### What is expected
Set down every record once more, exactly as given.

## START Supplied records

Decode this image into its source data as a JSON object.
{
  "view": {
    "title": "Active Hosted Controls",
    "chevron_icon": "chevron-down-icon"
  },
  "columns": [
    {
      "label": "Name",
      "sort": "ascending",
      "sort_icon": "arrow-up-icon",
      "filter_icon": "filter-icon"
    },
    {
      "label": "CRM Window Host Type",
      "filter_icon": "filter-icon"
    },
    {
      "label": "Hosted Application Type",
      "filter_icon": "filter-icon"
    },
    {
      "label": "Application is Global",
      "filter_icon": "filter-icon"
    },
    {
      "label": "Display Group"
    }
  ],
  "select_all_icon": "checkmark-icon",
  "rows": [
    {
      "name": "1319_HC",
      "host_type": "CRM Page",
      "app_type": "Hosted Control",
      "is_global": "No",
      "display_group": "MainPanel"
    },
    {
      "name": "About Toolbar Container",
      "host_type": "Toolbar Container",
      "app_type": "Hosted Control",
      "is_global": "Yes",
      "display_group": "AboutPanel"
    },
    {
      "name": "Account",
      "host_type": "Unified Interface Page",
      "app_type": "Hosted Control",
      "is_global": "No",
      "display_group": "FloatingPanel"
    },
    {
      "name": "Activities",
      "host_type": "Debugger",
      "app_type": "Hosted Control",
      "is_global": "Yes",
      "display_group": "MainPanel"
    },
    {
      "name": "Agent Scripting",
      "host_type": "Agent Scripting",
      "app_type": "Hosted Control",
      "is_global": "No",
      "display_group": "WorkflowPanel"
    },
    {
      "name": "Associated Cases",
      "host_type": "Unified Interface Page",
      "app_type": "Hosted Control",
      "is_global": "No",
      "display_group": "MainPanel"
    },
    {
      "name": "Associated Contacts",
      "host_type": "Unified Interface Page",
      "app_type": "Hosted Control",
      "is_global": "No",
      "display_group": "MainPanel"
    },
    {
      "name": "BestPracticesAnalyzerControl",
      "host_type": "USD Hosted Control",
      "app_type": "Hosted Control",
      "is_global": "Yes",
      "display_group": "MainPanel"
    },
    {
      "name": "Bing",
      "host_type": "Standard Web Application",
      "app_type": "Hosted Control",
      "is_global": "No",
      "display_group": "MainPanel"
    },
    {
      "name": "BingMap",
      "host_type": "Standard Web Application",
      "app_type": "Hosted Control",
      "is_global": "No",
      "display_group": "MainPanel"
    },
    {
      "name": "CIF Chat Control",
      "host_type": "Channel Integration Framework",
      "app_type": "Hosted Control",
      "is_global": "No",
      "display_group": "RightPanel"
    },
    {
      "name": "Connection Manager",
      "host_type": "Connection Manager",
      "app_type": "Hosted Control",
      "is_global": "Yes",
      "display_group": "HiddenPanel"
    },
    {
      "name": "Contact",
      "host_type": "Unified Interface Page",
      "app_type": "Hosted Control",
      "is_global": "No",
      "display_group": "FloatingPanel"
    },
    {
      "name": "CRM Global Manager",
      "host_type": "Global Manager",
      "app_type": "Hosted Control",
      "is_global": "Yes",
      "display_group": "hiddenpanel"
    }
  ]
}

## END Supplied records

### Task answer
Decode this image into its source data as a JSON object.
{
  "view": {
    "title": "Active Hosted Controls",
    "chevron_icon": "chevron-down-icon"
  },
  "columns": [
    {
      "label": "Name",
      "sort": "ascending",
      "sort_icon": "arrow-up-icon",
      "filter_icon": "filter-icon"
    },
    {
      "label": "CRM Window Host Type",
      "filter_icon": "filter-icon"
    },
    {
      "label": "Hosted Application Type",
      "filter_icon": "filter-icon"
    },
    {
      "label": "Application is Global",
      "filter_icon": "filter-icon"
    },
    {
      "label": "Display Group"
    }
  ],
  "select_all_icon": "checkmark-icon",
  "rows": [
    {
      "name": "1319_HC",
      "host_type": "CRM Page",
      "app_type": "Hosted Control",
      "is_global": "No",
      "display_group": "MainPanel"
    },
    {
      "name": "About Toolbar Container",
      "host_type": "Toolbar Container",
      "app_type": "Hosted Control",
      "is_global": "Yes",
      "display_group": "AboutPanel"
    },
    {
      "name": "Account",
      "host_type": "Unified Interface Page",
      "app_type": "Hosted Control",
      "is_global": "No",
      "display_group": "FloatingPanel"
    },
    {
      "name": "Activities",
      "host_type": "Debugger",
      "app_type": "Hosted Control",
      "is_global": "Yes",
      "display_group": "MainPanel"
    },
    {
      "name": "Agent Scripting",
      "host_type": "Agent Scripting",
      "app_type": "Hosted Control",
      "is_global": "No",
      "display_group": "WorkflowPanel"
    },
    {
      "name": "Associated Cases",
      "host_type": "Unified Interface Page",
      "app_type": "Hosted Control",
      "is_global": "No",
      "display_group": "MainPanel"
    },
    {
      "name": "Associated Contacts",
      "host_type": "Unified Interface Page",
      "app_type": "Hosted Control",
      "is_global": "No",
      "display_group": "MainPanel"
    },
    {
      "name": "BestPracticesAnalyzerControl",
      "host_type": "USD Hosted Control",
      "app_type": "Hosted Control",
      "is_global": "Yes",
      "display_group": "MainPanel"
    },
    {
      "name": "Bing",
      "host_type": "Standard Web Application",
      "app_type": "Hosted Control",
      "is_global": "No",
      "display_group": "MainPanel"
    },
    {
      "name": "BingMap",
      "host_type": "Standard Web Application",
      "app_type": "Hosted Control",
      "is_global": "No",
      "display_group": "MainPanel"
    },
    {
      "name": "CIF Chat Control",
      "host_type": "Channel Integration Framework",
      "app_type": "Hosted Control",
      "is_global": "No",
      "display_group": "RightPanel"
    },
    {
      "name": "Connection Manager",
      "host_type": "Connection Manager",
      "app_type": "Hosted Control",
      "is_global": "Yes",
      "display_group": "HiddenPanel"
    },
    {
      "name": "Contact",
      "host_type": "Unified Interface Page",
      "app_type": "Hosted Control",
      "is_global": "No",
      "display_group": "FloatingPanel"
    },
    {
      "name": "CRM Global Manager",
      "host_type": "Global Manager",
      "app_type": "Hosted Control",
      "is_global": "Yes",
      "display_group": "hiddenpanel"
    }
  ]
}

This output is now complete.